Task statement: Arrange the entries as a Markdown table with the columns Row and Line, giving each line a row number and leaving out any blank lines. Begin with the first entry and stop after the line that contains "574, 385, 582]".

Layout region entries
......

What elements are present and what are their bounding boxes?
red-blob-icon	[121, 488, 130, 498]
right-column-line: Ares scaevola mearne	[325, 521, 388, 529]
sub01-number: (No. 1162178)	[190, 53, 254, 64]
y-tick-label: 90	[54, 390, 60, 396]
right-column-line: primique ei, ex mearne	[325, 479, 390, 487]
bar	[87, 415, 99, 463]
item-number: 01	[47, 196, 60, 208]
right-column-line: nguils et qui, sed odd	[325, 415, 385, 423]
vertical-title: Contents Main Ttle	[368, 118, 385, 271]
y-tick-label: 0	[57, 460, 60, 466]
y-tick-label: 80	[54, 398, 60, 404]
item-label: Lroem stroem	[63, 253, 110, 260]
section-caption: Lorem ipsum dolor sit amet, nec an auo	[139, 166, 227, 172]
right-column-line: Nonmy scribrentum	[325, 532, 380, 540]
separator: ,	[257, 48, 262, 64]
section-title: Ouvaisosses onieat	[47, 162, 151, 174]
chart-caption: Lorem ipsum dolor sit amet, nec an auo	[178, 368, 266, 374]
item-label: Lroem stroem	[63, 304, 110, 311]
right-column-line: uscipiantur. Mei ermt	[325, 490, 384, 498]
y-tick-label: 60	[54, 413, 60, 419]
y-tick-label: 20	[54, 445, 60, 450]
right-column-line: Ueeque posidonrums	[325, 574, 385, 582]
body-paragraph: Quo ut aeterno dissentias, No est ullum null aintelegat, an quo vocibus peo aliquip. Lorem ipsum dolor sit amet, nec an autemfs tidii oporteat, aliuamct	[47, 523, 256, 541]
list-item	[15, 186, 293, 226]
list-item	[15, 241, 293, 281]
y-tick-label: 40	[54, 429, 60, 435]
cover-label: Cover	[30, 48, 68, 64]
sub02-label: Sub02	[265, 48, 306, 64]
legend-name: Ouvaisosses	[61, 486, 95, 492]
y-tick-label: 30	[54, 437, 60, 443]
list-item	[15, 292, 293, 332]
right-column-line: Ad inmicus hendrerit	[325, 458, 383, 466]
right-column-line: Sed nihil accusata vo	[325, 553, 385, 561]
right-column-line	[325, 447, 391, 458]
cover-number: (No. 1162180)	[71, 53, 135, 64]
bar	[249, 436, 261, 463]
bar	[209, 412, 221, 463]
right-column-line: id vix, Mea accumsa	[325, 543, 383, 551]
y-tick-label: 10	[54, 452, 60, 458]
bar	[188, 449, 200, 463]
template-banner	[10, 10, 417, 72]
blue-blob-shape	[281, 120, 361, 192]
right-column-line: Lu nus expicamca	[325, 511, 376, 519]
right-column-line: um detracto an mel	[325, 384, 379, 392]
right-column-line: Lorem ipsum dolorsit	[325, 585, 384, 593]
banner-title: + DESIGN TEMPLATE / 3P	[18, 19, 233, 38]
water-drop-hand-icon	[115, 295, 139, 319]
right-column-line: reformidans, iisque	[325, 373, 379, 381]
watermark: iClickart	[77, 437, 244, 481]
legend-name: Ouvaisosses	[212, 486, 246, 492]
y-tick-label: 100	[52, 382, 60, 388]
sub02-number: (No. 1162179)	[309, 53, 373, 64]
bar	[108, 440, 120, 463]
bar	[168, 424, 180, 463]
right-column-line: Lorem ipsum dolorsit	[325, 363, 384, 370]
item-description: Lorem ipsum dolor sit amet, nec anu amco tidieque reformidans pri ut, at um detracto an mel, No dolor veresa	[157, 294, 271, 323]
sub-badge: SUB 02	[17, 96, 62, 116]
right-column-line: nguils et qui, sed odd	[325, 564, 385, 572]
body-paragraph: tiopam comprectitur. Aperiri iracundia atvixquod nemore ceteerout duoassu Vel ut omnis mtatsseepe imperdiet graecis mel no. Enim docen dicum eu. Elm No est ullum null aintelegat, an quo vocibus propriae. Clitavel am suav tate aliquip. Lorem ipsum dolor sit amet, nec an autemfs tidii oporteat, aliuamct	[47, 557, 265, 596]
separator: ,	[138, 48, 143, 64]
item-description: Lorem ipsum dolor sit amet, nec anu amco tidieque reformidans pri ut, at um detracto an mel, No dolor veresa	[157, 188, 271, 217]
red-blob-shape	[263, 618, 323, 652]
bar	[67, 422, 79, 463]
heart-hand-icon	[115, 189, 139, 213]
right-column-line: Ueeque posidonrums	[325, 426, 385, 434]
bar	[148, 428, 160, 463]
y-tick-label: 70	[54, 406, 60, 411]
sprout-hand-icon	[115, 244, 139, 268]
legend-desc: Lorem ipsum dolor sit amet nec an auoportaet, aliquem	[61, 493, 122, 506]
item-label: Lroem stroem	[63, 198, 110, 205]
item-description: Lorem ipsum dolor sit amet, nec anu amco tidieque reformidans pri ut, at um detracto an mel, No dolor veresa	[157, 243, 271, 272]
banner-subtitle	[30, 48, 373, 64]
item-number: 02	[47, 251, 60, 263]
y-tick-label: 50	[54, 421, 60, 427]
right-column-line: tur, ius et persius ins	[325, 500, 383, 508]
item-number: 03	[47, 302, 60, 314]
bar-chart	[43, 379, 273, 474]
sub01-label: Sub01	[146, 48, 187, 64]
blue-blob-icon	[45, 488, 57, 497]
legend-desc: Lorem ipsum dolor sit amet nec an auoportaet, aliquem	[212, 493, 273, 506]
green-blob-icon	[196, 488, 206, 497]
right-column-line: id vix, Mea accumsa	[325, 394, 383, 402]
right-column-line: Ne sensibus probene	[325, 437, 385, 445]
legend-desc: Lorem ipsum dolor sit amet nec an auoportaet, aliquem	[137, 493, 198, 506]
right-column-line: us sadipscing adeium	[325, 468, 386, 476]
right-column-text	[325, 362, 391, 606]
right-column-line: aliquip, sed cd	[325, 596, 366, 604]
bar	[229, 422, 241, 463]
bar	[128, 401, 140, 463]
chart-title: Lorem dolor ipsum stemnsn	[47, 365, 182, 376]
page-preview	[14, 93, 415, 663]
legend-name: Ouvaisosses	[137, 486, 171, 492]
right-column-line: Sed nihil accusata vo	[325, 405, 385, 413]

......

Final result:
| Row | Line |
|---|---|
| 1 | What elements are present and what are their bounding boxes? |
| 2 | red-blob-icon	[121, 488, 130, 498] |
| 3 | right-column-line: Ares scaevola mearne	[325, 521, 388, 529] |
| 4 | sub01-number: (No. 1162178)	[190, 53, 254, 64] |
| 5 | y-tick-label: 90	[54, 390, 60, 396] |
| 6 | right-column-line: primique ei, ex mearne	[325, 479, 390, 487] |
| 7 | bar	[87, 415, 99, 463] |
| 8 | item-number: 01	[47, 196, 60, 208] |
| 9 | right-column-line: nguils et qui, sed odd	[325, 415, 385, 423] |
| 10 | vertical-title: Contents Main Ttle	[368, 118, 385, 271] |
| 11 | y-tick-label: 0	[57, 460, 60, 466] |
| 12 | y-tick-label: 80	[54, 398, 60, 404] |
| 13 | item-label: Lroem stroem	[63, 253, 110, 260] |
| 14 | section-caption: Lorem ipsum dolor sit amet, nec an auo	[139, 166, 227, 172] |
| 15 | right-column-line: Nonmy scribrentum	[325, 532, 380, 540] |
| 16 | separator: ,	[257, 48, 262, 64] |
| 17 | section-title: Ouvaisosses onieat	[47, 162, 151, 174] |
| 18 | chart-caption: Lorem ipsum dolor sit amet, nec an auo	[178, 368, 266, 374] |
| 19 | item-label: Lroem stroem	[63, 304, 110, 311] |
| 20 | right-column-line: uscipiantur. Mei ermt	[325, 490, 384, 498] |
| 21 | y-tick-label: 60	[54, 413, 60, 419] |
| 22 | y-tick-label: 20	[54, 445, 60, 450] |
| 23 | right-column-line: Ueeque posidonrums	[325, 574, 385, 582] |